Given instruction: From the entries below, copy out every line with "Most" in it.
**** Raw data
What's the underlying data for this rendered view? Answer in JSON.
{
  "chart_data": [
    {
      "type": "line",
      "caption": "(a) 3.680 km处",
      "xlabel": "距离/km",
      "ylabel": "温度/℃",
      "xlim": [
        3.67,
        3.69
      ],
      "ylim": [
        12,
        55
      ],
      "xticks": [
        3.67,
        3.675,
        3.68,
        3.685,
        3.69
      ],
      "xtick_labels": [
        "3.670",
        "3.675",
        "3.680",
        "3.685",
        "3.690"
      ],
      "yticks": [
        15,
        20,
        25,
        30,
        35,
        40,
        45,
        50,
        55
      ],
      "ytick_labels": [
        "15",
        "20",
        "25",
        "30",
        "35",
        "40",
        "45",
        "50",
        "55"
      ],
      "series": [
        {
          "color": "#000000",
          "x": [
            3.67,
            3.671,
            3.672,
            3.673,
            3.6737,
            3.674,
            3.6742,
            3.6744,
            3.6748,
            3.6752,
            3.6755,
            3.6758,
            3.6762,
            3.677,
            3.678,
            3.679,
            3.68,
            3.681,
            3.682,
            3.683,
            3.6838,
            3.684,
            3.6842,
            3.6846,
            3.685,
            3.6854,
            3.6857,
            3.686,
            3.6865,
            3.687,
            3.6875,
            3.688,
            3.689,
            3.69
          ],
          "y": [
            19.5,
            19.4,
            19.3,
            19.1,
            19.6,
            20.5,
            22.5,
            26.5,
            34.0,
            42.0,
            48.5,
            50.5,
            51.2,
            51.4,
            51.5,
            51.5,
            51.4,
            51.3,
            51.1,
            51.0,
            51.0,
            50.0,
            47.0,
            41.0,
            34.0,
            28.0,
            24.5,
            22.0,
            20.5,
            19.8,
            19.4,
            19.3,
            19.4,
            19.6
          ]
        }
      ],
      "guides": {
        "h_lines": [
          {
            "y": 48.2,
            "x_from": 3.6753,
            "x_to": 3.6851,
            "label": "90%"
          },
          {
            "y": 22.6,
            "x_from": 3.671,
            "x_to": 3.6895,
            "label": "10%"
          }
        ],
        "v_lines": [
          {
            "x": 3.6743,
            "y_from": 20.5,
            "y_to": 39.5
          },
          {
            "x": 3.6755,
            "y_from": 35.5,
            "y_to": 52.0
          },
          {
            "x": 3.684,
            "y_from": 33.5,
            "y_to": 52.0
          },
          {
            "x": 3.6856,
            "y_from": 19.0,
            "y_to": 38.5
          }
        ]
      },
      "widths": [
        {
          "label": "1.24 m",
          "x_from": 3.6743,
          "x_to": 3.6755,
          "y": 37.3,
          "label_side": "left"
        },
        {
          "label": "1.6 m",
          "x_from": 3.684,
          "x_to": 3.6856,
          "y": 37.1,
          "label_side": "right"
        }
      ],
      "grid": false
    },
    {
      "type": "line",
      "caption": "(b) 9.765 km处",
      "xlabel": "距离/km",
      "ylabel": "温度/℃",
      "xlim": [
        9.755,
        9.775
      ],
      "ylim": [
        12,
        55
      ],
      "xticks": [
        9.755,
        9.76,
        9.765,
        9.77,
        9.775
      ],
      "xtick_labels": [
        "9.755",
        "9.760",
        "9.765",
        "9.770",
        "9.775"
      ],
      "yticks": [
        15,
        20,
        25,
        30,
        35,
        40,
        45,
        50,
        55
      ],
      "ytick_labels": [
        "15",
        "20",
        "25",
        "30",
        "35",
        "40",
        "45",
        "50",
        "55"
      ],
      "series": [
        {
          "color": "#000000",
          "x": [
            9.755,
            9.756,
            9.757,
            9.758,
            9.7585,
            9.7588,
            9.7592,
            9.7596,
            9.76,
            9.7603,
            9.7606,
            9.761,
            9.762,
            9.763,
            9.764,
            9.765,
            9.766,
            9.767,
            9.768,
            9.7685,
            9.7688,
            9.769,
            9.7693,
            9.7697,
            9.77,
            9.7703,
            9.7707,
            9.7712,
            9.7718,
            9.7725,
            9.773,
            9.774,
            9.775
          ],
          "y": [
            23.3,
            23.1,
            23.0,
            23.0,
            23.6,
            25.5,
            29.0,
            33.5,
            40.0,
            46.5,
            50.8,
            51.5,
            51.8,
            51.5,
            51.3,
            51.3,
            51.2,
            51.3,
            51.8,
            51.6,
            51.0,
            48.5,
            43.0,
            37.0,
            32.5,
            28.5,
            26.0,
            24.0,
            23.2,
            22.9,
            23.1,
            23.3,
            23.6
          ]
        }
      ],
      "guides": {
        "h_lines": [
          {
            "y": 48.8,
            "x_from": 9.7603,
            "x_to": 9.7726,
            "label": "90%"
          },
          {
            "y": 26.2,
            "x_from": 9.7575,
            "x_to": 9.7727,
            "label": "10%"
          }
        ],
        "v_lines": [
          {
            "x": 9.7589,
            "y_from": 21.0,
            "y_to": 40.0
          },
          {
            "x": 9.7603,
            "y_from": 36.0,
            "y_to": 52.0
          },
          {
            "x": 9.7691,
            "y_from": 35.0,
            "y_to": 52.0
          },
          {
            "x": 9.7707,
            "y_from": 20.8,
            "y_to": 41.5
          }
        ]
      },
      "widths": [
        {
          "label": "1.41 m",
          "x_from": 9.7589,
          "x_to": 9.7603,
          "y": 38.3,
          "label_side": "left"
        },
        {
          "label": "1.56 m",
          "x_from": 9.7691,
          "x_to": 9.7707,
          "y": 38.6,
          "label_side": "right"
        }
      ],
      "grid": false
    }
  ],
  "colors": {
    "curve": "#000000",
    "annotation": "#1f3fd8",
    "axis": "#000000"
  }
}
********
**** Raw data
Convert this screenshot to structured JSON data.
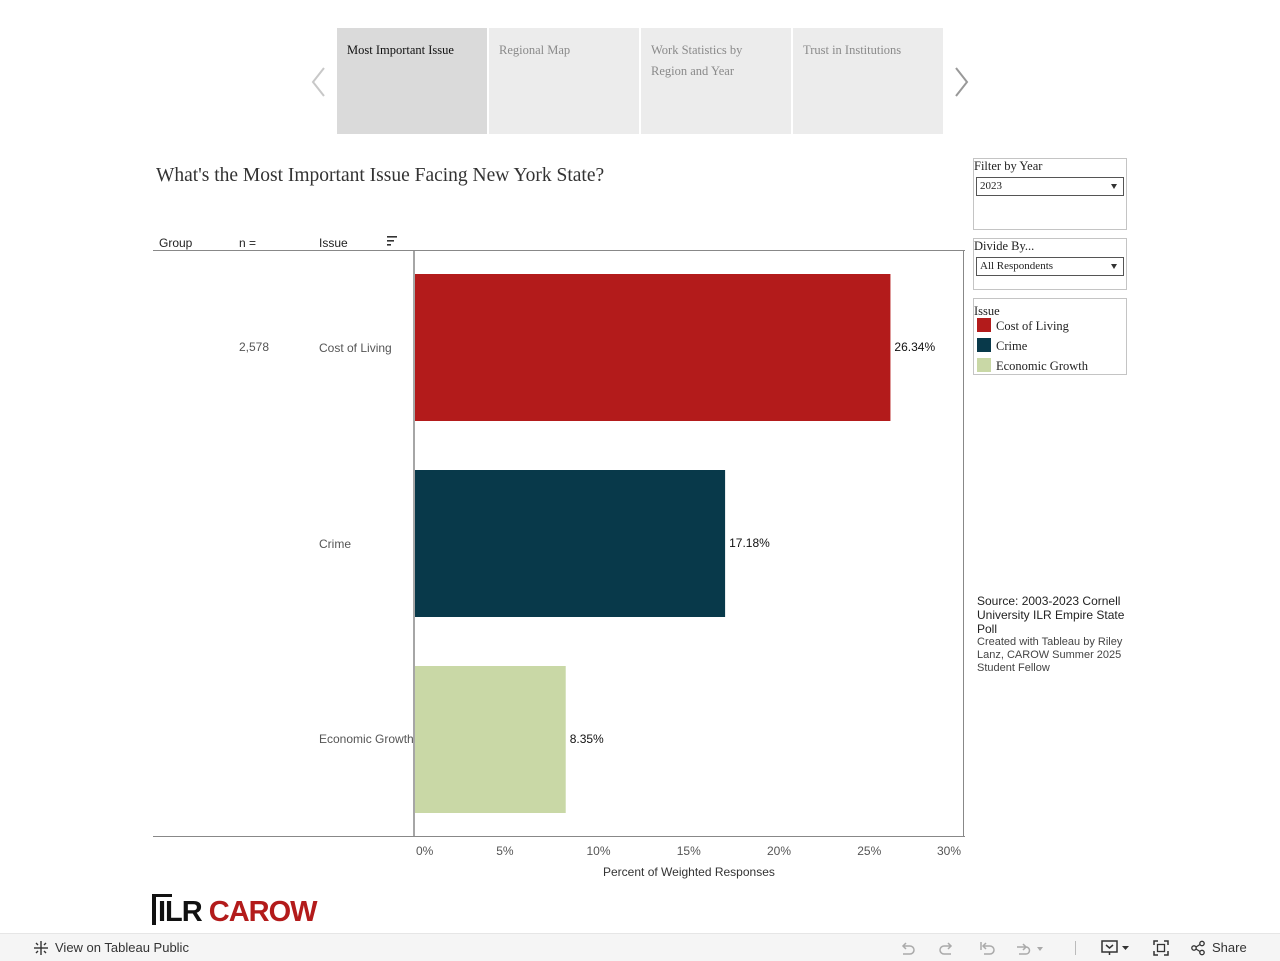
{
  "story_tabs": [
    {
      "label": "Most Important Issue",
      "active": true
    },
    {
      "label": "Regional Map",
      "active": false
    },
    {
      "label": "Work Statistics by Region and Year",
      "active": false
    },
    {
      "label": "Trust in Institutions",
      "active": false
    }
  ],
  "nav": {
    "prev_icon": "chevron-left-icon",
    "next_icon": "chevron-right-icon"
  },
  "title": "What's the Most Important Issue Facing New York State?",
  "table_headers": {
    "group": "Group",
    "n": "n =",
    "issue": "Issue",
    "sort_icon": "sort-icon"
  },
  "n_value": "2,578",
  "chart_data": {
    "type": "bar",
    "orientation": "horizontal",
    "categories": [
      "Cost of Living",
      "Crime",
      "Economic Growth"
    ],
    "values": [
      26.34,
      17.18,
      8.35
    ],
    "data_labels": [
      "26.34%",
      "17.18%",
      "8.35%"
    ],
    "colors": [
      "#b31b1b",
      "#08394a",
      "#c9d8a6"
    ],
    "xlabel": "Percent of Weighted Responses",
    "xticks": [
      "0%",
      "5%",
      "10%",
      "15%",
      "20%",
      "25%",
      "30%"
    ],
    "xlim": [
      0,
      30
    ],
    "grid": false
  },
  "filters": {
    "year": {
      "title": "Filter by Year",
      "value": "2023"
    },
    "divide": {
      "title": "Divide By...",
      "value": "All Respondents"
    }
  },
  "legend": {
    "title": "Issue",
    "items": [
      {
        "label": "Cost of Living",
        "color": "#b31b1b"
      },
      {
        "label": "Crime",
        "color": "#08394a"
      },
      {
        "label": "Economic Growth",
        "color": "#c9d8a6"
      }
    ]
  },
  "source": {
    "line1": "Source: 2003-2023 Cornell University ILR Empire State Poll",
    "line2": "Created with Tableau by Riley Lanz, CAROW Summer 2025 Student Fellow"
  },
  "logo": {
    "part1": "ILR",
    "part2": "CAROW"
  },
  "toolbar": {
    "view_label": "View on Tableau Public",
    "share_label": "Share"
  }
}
********
Final answer:
      "label": "Most Important Issue",
  "title": "What's the Most Important Issue Facing New York State?",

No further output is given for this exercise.